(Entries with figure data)
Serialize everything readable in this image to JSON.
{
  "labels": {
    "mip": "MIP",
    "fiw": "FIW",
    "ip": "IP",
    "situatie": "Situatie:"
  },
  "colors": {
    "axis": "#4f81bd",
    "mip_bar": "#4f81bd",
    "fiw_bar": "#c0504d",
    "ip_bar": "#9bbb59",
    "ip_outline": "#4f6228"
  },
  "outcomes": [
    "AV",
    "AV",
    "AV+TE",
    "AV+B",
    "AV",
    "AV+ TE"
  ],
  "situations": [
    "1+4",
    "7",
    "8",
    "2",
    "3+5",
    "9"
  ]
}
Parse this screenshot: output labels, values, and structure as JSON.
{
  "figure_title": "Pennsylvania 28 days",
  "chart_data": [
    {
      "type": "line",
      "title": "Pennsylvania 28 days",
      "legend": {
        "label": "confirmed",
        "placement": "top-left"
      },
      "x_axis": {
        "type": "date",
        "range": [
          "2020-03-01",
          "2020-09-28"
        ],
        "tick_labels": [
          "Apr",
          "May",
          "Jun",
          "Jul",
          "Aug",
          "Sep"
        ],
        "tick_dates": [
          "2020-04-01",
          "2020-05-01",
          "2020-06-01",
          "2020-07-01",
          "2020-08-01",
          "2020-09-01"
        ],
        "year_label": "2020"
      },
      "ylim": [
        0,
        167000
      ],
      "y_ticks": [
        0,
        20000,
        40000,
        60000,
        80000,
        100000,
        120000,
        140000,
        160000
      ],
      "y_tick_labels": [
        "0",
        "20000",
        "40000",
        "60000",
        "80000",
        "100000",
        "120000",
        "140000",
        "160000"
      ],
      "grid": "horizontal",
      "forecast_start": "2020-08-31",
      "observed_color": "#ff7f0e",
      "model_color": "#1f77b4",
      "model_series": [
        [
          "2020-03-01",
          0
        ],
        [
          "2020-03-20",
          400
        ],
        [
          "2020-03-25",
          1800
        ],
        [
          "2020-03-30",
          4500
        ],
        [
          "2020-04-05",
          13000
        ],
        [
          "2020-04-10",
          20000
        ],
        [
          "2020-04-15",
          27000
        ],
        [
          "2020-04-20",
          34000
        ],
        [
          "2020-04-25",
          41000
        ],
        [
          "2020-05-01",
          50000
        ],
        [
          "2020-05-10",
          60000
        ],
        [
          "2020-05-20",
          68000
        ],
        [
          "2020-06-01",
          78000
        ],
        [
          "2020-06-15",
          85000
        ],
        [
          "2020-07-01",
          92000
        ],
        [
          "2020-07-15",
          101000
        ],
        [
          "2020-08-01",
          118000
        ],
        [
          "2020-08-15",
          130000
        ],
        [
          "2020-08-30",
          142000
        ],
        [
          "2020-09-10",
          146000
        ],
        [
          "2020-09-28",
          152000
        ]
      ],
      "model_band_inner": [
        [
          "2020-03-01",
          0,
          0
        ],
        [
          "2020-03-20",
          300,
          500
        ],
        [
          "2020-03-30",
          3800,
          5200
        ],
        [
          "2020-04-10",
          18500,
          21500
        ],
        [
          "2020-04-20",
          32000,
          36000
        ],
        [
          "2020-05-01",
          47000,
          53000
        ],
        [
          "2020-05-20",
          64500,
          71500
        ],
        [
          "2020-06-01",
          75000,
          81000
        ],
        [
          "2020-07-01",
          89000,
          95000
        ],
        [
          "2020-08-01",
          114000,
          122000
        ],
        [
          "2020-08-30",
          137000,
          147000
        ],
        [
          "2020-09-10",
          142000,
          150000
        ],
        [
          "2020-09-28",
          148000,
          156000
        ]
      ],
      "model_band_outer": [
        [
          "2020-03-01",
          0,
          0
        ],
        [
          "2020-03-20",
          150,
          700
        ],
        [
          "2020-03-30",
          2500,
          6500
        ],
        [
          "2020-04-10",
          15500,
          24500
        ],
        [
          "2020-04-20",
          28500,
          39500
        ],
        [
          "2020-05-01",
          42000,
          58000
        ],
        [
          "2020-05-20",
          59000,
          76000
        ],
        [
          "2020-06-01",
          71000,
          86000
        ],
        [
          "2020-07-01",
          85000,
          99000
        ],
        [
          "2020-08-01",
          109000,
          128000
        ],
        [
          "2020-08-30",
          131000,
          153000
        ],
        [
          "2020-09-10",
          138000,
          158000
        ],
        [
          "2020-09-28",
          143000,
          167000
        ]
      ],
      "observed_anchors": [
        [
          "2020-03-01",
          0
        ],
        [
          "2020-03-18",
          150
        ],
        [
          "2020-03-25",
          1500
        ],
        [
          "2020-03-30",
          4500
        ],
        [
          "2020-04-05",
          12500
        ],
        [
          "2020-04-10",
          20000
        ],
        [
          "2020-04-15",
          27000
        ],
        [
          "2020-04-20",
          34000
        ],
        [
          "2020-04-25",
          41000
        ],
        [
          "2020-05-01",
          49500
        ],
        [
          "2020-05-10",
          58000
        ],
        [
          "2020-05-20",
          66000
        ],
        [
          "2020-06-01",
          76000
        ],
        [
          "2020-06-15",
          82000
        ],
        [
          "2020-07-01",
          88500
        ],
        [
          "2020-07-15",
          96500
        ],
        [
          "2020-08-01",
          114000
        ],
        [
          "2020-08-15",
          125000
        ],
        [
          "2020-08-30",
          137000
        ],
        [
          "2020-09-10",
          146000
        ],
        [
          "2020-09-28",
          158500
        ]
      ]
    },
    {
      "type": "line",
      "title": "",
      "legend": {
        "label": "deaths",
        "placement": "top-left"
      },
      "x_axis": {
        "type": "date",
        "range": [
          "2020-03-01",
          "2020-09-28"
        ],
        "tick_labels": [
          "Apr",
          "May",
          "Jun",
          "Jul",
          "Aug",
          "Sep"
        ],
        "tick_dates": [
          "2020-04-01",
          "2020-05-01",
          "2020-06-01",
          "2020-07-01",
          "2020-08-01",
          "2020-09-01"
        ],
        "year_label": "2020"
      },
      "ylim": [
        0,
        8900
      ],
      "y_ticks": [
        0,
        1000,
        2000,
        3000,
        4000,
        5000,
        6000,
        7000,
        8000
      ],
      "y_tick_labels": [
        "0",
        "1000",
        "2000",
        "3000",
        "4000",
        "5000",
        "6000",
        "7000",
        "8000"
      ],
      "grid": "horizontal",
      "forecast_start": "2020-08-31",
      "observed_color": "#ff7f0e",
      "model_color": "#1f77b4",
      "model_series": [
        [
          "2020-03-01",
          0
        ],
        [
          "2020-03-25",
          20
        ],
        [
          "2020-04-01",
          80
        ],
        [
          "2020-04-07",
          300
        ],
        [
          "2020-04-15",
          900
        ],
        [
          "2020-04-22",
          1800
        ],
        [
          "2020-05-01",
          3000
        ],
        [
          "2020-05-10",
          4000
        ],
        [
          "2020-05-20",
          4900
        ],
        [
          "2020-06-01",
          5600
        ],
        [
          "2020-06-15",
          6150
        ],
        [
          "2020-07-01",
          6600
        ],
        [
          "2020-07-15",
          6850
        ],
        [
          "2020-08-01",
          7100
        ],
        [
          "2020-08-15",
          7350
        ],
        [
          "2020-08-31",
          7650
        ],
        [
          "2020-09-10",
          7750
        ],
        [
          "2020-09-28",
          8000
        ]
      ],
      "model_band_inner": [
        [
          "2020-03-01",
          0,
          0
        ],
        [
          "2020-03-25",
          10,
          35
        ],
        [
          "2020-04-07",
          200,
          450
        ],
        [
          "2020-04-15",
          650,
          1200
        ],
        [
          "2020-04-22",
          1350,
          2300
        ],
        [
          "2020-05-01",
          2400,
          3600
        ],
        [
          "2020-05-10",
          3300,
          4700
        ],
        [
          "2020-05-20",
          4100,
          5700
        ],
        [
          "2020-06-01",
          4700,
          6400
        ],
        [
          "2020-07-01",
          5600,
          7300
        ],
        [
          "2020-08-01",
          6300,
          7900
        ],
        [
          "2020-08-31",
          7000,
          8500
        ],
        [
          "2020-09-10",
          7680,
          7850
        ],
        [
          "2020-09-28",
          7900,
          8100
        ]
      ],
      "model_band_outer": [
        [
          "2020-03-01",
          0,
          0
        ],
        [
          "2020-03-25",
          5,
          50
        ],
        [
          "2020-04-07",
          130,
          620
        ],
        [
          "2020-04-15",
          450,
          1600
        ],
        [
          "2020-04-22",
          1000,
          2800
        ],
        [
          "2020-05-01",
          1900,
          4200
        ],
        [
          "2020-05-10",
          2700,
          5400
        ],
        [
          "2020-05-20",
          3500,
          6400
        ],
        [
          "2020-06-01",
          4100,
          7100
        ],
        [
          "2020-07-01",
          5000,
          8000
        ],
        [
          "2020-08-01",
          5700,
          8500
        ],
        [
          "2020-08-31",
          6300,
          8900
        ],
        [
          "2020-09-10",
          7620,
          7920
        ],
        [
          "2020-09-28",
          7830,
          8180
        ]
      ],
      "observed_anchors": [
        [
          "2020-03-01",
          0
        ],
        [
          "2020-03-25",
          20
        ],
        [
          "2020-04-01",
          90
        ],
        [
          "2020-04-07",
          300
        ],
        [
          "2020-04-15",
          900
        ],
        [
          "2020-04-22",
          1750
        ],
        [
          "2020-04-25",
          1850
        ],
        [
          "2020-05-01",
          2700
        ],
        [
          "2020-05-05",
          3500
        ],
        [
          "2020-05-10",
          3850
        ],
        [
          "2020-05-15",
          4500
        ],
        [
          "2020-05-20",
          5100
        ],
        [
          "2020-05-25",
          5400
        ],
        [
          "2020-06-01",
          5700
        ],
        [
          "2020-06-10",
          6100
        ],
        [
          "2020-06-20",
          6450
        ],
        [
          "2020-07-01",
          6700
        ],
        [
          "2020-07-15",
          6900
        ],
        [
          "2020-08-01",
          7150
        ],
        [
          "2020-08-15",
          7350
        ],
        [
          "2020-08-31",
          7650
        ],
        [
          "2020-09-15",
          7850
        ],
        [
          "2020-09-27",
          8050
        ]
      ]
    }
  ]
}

Challenge:
Pull every line containing "this" from the data.

Exercise result:
Serialize everything readable in this image to JSON.
Parse this screenshot: output labels, values, and structure as JSON.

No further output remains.